Problem description » Which lines in the records below contain the word "JSON"? Copy each one out.
— start of Record list —
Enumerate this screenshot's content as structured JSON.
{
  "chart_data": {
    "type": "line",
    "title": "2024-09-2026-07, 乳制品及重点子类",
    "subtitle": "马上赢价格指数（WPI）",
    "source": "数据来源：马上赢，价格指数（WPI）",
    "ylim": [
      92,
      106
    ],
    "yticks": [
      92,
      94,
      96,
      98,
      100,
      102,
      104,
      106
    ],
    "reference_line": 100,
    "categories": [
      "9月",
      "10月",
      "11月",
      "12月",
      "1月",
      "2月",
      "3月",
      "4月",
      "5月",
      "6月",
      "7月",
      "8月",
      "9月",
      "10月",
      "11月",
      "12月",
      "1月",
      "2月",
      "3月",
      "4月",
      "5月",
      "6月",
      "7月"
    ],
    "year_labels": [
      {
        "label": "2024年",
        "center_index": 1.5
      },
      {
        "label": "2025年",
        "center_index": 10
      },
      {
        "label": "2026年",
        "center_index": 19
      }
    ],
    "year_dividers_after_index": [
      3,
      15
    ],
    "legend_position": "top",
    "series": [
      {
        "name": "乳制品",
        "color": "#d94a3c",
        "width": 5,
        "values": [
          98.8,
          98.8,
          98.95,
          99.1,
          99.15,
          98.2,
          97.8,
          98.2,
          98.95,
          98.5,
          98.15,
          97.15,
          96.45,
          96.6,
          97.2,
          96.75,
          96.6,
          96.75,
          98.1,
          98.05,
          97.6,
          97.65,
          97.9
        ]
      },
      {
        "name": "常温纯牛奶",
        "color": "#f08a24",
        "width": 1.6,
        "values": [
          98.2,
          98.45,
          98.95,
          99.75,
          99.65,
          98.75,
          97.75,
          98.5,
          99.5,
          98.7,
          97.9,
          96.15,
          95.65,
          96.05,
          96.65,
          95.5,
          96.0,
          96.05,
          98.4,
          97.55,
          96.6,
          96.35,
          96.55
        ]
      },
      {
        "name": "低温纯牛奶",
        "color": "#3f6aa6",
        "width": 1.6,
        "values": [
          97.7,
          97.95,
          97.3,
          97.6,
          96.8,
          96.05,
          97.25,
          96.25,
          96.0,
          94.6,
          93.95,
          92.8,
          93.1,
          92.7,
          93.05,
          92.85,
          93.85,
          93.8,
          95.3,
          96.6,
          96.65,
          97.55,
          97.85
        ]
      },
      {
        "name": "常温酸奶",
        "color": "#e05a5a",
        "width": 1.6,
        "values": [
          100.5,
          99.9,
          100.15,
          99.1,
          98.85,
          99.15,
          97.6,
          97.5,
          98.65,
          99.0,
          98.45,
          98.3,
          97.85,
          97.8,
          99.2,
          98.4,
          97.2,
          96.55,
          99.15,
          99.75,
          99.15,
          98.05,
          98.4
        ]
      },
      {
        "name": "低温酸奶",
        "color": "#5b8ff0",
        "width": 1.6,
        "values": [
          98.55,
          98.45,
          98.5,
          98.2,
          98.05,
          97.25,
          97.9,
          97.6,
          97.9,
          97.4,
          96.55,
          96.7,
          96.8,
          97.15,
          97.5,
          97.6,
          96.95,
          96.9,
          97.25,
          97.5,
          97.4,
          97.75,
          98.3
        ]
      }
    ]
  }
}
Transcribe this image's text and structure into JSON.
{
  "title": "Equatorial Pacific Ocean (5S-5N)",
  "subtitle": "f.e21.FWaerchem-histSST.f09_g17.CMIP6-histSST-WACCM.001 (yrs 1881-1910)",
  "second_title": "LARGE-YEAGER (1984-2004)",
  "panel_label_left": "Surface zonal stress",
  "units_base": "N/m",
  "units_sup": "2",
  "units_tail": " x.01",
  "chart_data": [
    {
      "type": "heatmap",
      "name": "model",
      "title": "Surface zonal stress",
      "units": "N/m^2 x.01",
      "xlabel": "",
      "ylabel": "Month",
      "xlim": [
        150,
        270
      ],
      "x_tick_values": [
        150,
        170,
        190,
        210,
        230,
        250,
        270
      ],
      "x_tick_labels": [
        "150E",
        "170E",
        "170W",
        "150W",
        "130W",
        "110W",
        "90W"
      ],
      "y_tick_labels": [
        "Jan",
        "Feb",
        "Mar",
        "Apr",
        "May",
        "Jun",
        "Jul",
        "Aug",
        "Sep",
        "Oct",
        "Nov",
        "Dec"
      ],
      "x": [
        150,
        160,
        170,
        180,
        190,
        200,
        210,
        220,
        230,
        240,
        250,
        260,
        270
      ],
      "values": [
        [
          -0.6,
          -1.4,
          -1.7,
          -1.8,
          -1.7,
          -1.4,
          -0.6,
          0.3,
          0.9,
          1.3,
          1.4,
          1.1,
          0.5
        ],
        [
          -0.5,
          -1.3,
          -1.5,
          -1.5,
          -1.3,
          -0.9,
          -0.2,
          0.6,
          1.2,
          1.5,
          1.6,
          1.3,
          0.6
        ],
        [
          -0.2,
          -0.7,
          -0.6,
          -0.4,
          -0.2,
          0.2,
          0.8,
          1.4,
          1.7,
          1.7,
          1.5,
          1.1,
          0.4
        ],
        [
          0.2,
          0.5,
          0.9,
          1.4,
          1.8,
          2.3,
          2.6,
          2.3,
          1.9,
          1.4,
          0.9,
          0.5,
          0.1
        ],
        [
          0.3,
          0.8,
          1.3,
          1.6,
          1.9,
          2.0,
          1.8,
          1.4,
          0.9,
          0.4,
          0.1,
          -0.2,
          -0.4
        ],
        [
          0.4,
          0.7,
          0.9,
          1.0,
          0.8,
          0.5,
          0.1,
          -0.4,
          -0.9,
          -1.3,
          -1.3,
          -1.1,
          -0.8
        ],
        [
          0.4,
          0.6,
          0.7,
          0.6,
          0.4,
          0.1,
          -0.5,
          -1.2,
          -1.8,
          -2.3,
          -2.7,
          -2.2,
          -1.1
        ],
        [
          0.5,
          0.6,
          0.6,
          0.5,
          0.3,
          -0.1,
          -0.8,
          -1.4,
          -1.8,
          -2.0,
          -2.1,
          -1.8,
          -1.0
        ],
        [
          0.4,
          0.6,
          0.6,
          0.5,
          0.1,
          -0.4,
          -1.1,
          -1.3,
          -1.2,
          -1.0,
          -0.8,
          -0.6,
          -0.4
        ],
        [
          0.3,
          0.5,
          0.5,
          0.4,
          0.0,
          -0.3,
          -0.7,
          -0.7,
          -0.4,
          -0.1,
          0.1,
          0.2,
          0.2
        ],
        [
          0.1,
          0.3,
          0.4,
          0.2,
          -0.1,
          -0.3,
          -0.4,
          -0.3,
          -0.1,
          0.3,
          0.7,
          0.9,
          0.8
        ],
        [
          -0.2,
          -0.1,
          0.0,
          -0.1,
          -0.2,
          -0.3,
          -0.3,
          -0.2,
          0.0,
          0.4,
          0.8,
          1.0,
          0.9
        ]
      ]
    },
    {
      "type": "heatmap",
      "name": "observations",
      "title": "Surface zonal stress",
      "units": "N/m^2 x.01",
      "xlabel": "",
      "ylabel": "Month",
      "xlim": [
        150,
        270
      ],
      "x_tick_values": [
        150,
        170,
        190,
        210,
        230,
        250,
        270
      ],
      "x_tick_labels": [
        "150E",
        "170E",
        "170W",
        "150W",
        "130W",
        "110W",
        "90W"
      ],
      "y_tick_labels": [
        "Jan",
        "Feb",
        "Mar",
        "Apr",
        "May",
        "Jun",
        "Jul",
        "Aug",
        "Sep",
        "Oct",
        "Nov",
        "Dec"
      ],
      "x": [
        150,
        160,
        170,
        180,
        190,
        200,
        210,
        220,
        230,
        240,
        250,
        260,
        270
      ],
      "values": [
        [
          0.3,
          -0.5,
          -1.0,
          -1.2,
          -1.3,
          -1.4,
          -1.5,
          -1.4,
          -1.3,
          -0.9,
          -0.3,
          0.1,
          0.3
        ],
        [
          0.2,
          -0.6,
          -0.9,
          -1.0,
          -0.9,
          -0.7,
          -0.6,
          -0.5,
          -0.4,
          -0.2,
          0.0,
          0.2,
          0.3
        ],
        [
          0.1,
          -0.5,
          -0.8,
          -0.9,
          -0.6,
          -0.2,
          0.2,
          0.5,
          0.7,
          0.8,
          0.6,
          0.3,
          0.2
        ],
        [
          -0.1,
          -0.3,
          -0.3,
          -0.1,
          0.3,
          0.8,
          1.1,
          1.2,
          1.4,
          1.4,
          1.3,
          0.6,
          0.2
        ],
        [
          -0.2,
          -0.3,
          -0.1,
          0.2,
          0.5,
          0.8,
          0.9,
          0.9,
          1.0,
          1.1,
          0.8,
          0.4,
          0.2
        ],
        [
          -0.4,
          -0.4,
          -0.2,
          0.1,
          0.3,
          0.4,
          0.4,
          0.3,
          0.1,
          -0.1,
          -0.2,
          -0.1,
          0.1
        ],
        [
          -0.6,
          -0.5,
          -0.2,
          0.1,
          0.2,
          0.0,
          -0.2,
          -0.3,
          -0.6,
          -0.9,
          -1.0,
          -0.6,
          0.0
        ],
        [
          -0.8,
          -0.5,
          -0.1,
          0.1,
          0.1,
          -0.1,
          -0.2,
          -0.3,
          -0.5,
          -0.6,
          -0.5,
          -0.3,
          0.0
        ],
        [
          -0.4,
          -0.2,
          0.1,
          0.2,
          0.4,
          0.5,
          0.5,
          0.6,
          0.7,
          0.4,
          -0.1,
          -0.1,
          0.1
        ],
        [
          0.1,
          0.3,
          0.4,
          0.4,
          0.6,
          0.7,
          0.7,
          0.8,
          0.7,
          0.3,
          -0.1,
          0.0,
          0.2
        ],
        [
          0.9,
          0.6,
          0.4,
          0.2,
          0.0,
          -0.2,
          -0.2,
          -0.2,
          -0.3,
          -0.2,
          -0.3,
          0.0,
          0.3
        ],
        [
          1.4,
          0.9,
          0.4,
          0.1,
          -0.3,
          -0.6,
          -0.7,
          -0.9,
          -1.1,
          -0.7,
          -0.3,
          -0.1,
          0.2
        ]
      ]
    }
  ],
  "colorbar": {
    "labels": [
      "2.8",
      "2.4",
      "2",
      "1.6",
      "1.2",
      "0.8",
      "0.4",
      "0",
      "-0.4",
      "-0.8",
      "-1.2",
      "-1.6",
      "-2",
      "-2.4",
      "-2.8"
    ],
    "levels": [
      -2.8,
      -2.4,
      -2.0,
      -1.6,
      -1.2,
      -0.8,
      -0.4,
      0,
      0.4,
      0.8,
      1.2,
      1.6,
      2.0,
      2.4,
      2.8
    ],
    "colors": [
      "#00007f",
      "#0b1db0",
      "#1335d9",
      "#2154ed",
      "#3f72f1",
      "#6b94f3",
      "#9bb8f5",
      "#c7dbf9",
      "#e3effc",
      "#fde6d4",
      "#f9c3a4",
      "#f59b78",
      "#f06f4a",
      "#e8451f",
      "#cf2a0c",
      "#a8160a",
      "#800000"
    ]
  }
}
— end of Record list —
Result »
Enumerate this screenshot's content as structured JSON.
Transcribe this image's text and structure into JSON.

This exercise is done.